[begin Supplied information]

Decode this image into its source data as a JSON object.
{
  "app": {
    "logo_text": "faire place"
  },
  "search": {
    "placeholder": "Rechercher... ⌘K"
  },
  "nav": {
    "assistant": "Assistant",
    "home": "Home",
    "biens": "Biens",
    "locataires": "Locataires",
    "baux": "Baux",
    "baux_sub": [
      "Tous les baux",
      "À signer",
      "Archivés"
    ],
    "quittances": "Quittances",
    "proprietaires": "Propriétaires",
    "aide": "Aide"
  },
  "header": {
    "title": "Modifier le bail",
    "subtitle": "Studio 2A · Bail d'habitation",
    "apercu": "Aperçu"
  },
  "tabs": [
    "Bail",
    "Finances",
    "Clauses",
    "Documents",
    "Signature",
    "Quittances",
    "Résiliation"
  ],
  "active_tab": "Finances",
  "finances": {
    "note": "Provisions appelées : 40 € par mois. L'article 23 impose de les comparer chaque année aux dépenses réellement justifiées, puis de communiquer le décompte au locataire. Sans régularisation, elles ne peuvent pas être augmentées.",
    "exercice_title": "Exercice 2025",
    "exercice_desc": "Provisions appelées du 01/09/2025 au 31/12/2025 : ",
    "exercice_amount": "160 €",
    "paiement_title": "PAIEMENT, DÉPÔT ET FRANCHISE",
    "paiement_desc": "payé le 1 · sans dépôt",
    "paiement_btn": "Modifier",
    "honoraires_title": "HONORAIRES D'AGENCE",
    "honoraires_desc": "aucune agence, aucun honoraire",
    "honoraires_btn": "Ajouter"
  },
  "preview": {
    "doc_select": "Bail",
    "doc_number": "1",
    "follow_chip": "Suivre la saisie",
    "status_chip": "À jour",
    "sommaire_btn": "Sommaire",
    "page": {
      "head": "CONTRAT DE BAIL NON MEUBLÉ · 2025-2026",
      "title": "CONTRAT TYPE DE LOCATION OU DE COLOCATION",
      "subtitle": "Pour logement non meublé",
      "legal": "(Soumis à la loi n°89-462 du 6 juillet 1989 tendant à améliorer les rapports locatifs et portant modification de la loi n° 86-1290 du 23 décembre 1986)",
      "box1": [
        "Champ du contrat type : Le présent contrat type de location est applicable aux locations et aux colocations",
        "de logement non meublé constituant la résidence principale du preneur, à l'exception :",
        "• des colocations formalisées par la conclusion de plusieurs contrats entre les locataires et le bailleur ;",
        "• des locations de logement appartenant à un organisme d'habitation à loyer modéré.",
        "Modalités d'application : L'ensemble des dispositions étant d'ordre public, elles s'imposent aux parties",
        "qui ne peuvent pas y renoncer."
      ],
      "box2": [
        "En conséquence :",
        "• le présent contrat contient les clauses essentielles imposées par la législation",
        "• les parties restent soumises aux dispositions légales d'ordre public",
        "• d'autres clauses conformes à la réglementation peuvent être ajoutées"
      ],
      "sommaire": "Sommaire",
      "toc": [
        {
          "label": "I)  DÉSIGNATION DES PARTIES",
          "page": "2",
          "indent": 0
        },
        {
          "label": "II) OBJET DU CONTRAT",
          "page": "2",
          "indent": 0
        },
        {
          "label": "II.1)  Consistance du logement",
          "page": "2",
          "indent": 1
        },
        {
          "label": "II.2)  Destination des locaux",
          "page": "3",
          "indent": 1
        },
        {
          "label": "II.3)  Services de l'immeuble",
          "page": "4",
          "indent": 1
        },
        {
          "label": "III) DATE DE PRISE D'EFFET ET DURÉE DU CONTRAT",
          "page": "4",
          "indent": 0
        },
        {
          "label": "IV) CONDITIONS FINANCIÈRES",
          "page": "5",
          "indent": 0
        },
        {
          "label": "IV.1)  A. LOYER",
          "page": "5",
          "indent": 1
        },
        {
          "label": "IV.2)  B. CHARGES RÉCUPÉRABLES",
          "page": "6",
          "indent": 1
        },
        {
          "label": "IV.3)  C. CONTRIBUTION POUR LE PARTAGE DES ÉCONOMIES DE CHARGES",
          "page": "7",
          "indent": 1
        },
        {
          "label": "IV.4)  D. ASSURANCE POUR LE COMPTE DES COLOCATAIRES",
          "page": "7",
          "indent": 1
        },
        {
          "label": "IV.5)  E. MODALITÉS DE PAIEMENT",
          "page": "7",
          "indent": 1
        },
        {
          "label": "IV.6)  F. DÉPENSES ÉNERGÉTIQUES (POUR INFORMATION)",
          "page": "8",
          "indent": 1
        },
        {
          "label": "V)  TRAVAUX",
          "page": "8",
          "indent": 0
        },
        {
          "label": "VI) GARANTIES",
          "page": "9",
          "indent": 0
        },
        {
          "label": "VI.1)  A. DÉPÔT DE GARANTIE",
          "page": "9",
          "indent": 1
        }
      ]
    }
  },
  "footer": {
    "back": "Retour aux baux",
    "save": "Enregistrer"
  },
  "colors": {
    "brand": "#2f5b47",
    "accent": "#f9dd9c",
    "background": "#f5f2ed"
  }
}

[end Supplied information]

» Exercise: Reproduce the material in full, with no word added or dropped.

» Response:
Decode this image into its source data as a JSON object.
{
  "app": {
    "logo_text": "faire place"
  },
  "search": {
    "placeholder": "Rechercher... ⌘K"
  },
  "nav": {
    "assistant": "Assistant",
    "home": "Home",
    "biens": "Biens",
    "locataires": "Locataires",
    "baux": "Baux",
    "baux_sub": [
      "Tous les baux",
      "À signer",
      "Archivés"
    ],
    "quittances": "Quittances",
    "proprietaires": "Propriétaires",
    "aide": "Aide"
  },
  "header": {
    "title": "Modifier le bail",
    "subtitle": "Studio 2A · Bail d'habitation",
    "apercu": "Aperçu"
  },
  "tabs": [
    "Bail",
    "Finances",
    "Clauses",
    "Documents",
    "Signature",
    "Quittances",
    "Résiliation"
  ],
  "active_tab": "Finances",
  "finances": {
    "note": "Provisions appelées : 40 € par mois. L'article 23 impose de les comparer chaque année aux dépenses réellement justifiées, puis de communiquer le décompte au locataire. Sans régularisation, elles ne peuvent pas être augmentées.",
    "exercice_title": "Exercice 2025",
    "exercice_desc": "Provisions appelées du 01/09/2025 au 31/12/2025 : ",
    "exercice_amount": "160 €",
    "paiement_title": "PAIEMENT, DÉPÔT ET FRANCHISE",
    "paiement_desc": "payé le 1 · sans dépôt",
    "paiement_btn": "Modifier",
    "honoraires_title": "HONORAIRES D'AGENCE",
    "honoraires_desc": "aucune agence, aucun honoraire",
    "honoraires_btn": "Ajouter"
  },
  "preview": {
    "doc_select": "Bail",
    "doc_number": "1",
    "follow_chip": "Suivre la saisie",
    "status_chip": "À jour",
    "sommaire_btn": "Sommaire",
    "page": {
      "head": "CONTRAT DE BAIL NON MEUBLÉ · 2025-2026",
      "title": "CONTRAT TYPE DE LOCATION OU DE COLOCATION",
      "subtitle": "Pour logement non meublé",
      "legal": "(Soumis à la loi n°89-462 du 6 juillet 1989 tendant à améliorer les rapports locatifs et portant modification de la loi n° 86-1290 du 23 décembre 1986)",
      "box1": [
        "Champ du contrat type : Le présent contrat type de location est applicable aux locations et aux colocations",
        "de logement non meublé constituant la résidence principale du preneur, à l'exception :",
        "• des colocations formalisées par la conclusion de plusieurs contrats entre les locataires et le bailleur ;",
        "• des locations de logement appartenant à un organisme d'habitation à loyer modéré.",
        "Modalités d'application : L'ensemble des dispositions étant d'ordre public, elles s'imposent aux parties",
        "qui ne peuvent pas y renoncer."
      ],
      "box2": [
        "En conséquence :",
        "• le présent contrat contient les clauses essentielles imposées par la législation",
        "• les parties restent soumises aux dispositions légales d'ordre public",
        "• d'autres clauses conformes à la réglementation peuvent être ajoutées"
      ],
      "sommaire": "Sommaire",
      "toc": [
        {
          "label": "I)  DÉSIGNATION DES PARTIES",
          "page": "2",
          "indent": 0
        },
        {
          "label": "II) OBJET DU CONTRAT",
          "page": "2",
          "indent": 0
        },
        {
          "label": "II.1)  Consistance du logement",
          "page": "2",
          "indent": 1
        },
        {
          "label": "II.2)  Destination des locaux",
          "page": "3",
          "indent": 1
        },
        {
          "label": "II.3)  Services de l'immeuble",
          "page": "4",
          "indent": 1
        },
        {
          "label": "III) DATE DE PRISE D'EFFET ET DURÉE DU CONTRAT",
          "page": "4",
          "indent": 0
        },
        {
          "label": "IV) CONDITIONS FINANCIÈRES",
          "page": "5",
          "indent": 0
        },
        {
          "label": "IV.1)  A. LOYER",
          "page": "5",
          "indent": 1
        },
        {
          "label": "IV.2)  B. CHARGES RÉCUPÉRABLES",
          "page": "6",
          "indent": 1
        },
        {
          "label": "IV.3)  C. CONTRIBUTION POUR LE PARTAGE DES ÉCONOMIES DE CHARGES",
          "page": "7",
          "indent": 1
        },
        {
          "label": "IV.4)  D. ASSURANCE POUR LE COMPTE DES COLOCATAIRES",
          "page": "7",
          "indent": 1
        },
        {
          "label": "IV.5)  E. MODALITÉS DE PAIEMENT",
          "page": "7",
          "indent": 1
        },
        {
          "label": "IV.6)  F. DÉPENSES ÉNERGÉTIQUES (POUR INFORMATION)",
          "page": "8",
          "indent": 1
        },
        {
          "label": "V)  TRAVAUX",
          "page": "8",
          "indent": 0
        },
        {
          "label": "VI) GARANTIES",
          "page": "9",
          "indent": 0
        },
        {
          "label": "VI.1)  A. DÉPÔT DE GARANTIE",
          "page": "9",
          "indent": 1
        }
      ]
    }
  },
  "footer": {
    "back": "Retour aux baux",
    "save": "Enregistrer"
  },
  "colors": {
    "brand": "#2f5b47",
    "accent": "#f9dd9c",
    "background": "#f5f2ed"
  }
}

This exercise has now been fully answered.